**** Listed records

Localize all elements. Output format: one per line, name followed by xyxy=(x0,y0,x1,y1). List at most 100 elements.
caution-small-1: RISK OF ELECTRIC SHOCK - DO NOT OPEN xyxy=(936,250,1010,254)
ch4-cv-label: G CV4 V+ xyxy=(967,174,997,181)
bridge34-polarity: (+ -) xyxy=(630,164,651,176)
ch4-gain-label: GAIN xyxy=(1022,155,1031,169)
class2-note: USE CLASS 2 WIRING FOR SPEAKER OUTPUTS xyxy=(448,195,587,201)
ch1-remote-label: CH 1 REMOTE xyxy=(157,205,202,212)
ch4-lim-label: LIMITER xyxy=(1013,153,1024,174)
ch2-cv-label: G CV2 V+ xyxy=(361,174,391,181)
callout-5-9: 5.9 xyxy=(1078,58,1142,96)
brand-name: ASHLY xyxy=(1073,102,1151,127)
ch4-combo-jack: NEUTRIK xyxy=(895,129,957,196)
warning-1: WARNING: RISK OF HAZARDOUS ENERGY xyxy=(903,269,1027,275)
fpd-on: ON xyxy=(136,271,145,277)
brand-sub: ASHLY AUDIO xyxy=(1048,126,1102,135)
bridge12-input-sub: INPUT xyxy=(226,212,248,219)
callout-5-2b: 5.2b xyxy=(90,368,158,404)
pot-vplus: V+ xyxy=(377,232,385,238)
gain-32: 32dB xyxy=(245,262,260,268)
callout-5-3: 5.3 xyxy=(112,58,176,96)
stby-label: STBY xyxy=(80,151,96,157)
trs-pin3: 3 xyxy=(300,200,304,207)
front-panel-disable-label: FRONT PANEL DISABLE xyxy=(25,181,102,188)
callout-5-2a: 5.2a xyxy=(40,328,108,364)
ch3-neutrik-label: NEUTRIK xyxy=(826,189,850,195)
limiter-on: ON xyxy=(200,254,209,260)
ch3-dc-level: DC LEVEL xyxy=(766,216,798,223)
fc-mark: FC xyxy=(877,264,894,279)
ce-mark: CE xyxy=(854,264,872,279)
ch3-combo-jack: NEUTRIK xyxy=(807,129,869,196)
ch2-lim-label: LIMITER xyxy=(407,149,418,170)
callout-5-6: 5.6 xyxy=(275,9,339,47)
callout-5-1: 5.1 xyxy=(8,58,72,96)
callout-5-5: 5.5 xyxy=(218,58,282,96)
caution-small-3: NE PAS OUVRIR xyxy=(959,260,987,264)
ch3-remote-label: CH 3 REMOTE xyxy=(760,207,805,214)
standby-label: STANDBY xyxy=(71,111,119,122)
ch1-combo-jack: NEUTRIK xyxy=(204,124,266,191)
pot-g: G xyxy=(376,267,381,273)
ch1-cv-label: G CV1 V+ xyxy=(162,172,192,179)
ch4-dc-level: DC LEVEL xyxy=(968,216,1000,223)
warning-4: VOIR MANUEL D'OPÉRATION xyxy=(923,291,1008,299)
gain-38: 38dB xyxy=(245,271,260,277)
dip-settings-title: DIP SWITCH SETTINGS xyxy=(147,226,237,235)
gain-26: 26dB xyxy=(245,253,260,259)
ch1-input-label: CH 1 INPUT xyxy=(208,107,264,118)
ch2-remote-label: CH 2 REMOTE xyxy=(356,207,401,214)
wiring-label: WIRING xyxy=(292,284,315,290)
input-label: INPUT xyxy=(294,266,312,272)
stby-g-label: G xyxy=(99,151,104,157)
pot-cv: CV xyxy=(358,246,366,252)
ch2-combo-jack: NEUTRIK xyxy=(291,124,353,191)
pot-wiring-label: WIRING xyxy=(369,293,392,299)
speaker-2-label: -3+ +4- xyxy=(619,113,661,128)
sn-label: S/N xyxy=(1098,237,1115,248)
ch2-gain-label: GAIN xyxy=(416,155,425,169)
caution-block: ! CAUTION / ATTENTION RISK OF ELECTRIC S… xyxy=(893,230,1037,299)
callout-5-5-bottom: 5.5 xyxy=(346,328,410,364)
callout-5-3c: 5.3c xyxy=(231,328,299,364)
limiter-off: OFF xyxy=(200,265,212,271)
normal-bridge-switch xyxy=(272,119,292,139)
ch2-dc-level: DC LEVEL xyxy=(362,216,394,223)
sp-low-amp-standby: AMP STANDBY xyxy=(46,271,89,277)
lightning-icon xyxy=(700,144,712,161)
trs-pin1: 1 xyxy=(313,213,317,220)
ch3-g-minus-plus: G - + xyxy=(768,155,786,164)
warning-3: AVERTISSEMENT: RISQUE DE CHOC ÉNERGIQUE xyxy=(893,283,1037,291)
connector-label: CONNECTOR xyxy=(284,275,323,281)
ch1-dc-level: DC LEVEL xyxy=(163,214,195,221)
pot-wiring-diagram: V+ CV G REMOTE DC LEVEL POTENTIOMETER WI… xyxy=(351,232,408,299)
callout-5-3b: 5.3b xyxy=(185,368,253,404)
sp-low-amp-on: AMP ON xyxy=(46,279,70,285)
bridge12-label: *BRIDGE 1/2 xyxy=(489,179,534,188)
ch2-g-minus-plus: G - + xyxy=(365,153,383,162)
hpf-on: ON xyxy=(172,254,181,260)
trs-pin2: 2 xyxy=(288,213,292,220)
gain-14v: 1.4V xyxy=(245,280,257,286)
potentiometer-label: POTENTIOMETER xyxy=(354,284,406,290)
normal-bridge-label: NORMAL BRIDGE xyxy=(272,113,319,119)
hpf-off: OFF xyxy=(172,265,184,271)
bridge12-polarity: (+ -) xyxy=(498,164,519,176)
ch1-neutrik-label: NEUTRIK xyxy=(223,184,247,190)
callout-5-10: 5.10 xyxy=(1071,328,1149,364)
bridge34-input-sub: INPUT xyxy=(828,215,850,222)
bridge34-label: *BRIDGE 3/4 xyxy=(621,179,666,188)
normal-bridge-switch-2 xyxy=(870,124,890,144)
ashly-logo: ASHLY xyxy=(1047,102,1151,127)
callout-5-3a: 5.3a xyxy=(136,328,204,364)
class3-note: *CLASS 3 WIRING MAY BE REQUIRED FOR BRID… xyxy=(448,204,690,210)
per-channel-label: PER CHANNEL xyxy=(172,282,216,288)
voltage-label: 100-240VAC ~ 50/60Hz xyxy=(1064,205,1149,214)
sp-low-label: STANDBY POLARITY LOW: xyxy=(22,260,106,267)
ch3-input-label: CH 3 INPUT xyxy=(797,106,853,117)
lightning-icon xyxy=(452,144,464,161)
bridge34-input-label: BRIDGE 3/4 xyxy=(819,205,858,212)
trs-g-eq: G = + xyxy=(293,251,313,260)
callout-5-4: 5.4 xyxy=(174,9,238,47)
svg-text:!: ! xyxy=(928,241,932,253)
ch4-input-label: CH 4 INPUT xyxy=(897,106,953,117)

********

Update the records above by writing them out again with "DC LEVEL" replaced by "DC VOLTAGE" wherever it occurs, keeping everything else unchanged.

_Task result_:
Localize all elements. Output format: one per line, name followed by xyxy=(x0,y0,x1,y1). List at most 100 elements.
caution-small-1: RISK OF ELECTRIC SHOCK - DO NOT OPEN xyxy=(936,250,1010,254)
ch4-cv-label: G CV4 V+ xyxy=(967,174,997,181)
bridge34-polarity: (+ -) xyxy=(630,164,651,176)
ch4-gain-label: GAIN xyxy=(1022,155,1031,169)
class2-note: USE CLASS 2 WIRING FOR SPEAKER OUTPUTS xyxy=(448,195,587,201)
ch1-remote-label: CH 1 REMOTE xyxy=(157,205,202,212)
ch4-lim-label: LIMITER xyxy=(1013,153,1024,174)
ch2-cv-label: G CV2 V+ xyxy=(361,174,391,181)
callout-5-9: 5.9 xyxy=(1078,58,1142,96)
brand-name: ASHLY xyxy=(1073,102,1151,127)
ch4-combo-jack: NEUTRIK xyxy=(895,129,957,196)
warning-1: WARNING: RISK OF HAZARDOUS ENERGY xyxy=(903,269,1027,275)
fpd-on: ON xyxy=(136,271,145,277)
brand-sub: ASHLY AUDIO xyxy=(1048,126,1102,135)
bridge12-input-sub: INPUT xyxy=(226,212,248,219)
callout-5-2b: 5.2b xyxy=(90,368,158,404)
pot-vplus: V+ xyxy=(377,232,385,238)
gain-32: 32dB xyxy=(245,262,260,268)
callout-5-3: 5.3 xyxy=(112,58,176,96)
stby-label: STBY xyxy=(80,151,96,157)
trs-pin3: 3 xyxy=(300,200,304,207)
front-panel-disable-label: FRONT PANEL DISABLE xyxy=(25,181,102,188)
callout-5-2a: 5.2a xyxy=(40,328,108,364)
ch3-neutrik-label: NEUTRIK xyxy=(826,189,850,195)
limiter-on: ON xyxy=(200,254,209,260)
ch3-dc-level: DC VOLTAGE xyxy=(766,216,798,223)
fc-mark: FC xyxy=(877,264,894,279)
ce-mark: CE xyxy=(854,264,872,279)
ch3-combo-jack: NEUTRIK xyxy=(807,129,869,196)
ch2-lim-label: LIMITER xyxy=(407,149,418,170)
callout-5-6: 5.6 xyxy=(275,9,339,47)
callout-5-1: 5.1 xyxy=(8,58,72,96)
callout-5-5: 5.5 xyxy=(218,58,282,96)
caution-small-3: NE PAS OUVRIR xyxy=(959,260,987,264)
ch3-remote-label: CH 3 REMOTE xyxy=(760,207,805,214)
standby-label: STANDBY xyxy=(71,111,119,122)
ch1-combo-jack: NEUTRIK xyxy=(204,124,266,191)
pot-g: G xyxy=(376,267,381,273)
ch1-cv-label: G CV1 V+ xyxy=(162,172,192,179)
ch4-dc-level: DC VOLTAGE xyxy=(968,216,1000,223)
warning-4: VOIR MANUEL D'OPÉRATION xyxy=(923,291,1008,299)
gain-38: 38dB xyxy=(245,271,260,277)
dip-settings-title: DIP SWITCH SETTINGS xyxy=(147,226,237,235)
gain-26: 26dB xyxy=(245,253,260,259)
ch1-input-label: CH 1 INPUT xyxy=(208,107,264,118)
ch2-remote-label: CH 2 REMOTE xyxy=(356,207,401,214)
wiring-label: WIRING xyxy=(292,284,315,290)
input-label: INPUT xyxy=(294,266,312,272)
stby-g-label: G xyxy=(99,151,104,157)
pot-cv: CV xyxy=(358,246,366,252)
ch2-combo-jack: NEUTRIK xyxy=(291,124,353,191)
pot-wiring-label: WIRING xyxy=(369,293,392,299)
speaker-2-label: -3+ +4- xyxy=(619,113,661,128)
sn-label: S/N xyxy=(1098,237,1115,248)
ch2-gain-label: GAIN xyxy=(416,155,425,169)
caution-block: ! CAUTION / ATTENTION RISK OF ELECTRIC S… xyxy=(893,230,1037,299)
callout-5-5-bottom: 5.5 xyxy=(346,328,410,364)
callout-5-3c: 5.3c xyxy=(231,328,299,364)
limiter-off: OFF xyxy=(200,265,212,271)
normal-bridge-switch xyxy=(272,119,292,139)
ch2-dc-level: DC VOLTAGE xyxy=(362,216,394,223)
sp-low-amp-standby: AMP STANDBY xyxy=(46,271,89,277)
lightning-icon xyxy=(700,144,712,161)
trs-pin1: 1 xyxy=(313,213,317,220)
ch3-g-minus-plus: G - + xyxy=(768,155,786,164)
warning-3: AVERTISSEMENT: RISQUE DE CHOC ÉNERGIQUE xyxy=(893,283,1037,291)
connector-label: CONNECTOR xyxy=(284,275,323,281)
ch1-dc-level: DC VOLTAGE xyxy=(163,214,195,221)
pot-wiring-diagram: V+ CV G REMOTE DC VOLTAGE POTENTIOMETER WI… xyxy=(351,232,408,299)
callout-5-3b: 5.3b xyxy=(185,368,253,404)
sp-low-amp-on: AMP ON xyxy=(46,279,70,285)
bridge12-label: *BRIDGE 1/2 xyxy=(489,179,534,188)
ch2-g-minus-plus: G - + xyxy=(365,153,383,162)
hpf-on: ON xyxy=(172,254,181,260)
trs-pin2: 2 xyxy=(288,213,292,220)
gain-14v: 1.4V xyxy=(245,280,257,286)
potentiometer-label: POTENTIOMETER xyxy=(354,284,406,290)
normal-bridge-label: NORMAL BRIDGE xyxy=(272,113,319,119)
hpf-off: OFF xyxy=(172,265,184,271)
bridge12-polarity: (+ -) xyxy=(498,164,519,176)
ch1-neutrik-label: NEUTRIK xyxy=(223,184,247,190)
callout-5-10: 5.10 xyxy=(1071,328,1149,364)
bridge34-input-sub: INPUT xyxy=(828,215,850,222)
bridge34-label: *BRIDGE 3/4 xyxy=(621,179,666,188)
normal-bridge-switch-2 xyxy=(870,124,890,144)
ashly-logo: ASHLY xyxy=(1047,102,1151,127)
callout-5-3a: 5.3a xyxy=(136,328,204,364)
class3-note: *CLASS 3 WIRING MAY BE REQUIRED FOR BRID… xyxy=(448,204,690,210)
per-channel-label: PER CHANNEL xyxy=(172,282,216,288)
voltage-label: 100-240VAC ~ 50/60Hz xyxy=(1064,205,1149,214)
sp-low-label: STANDBY POLARITY LOW: xyxy=(22,260,106,267)
ch3-input-label: CH 3 INPUT xyxy=(797,106,853,117)
lightning-icon xyxy=(452,144,464,161)
bridge34-input-label: BRIDGE 3/4 xyxy=(819,205,858,212)
trs-g-eq: G = + xyxy=(293,251,313,260)
callout-5-4: 5.4 xyxy=(174,9,238,47)
svg-text:!: ! xyxy=(928,241,932,253)
ch4-input-label: CH 4 INPUT xyxy=(897,106,953,117)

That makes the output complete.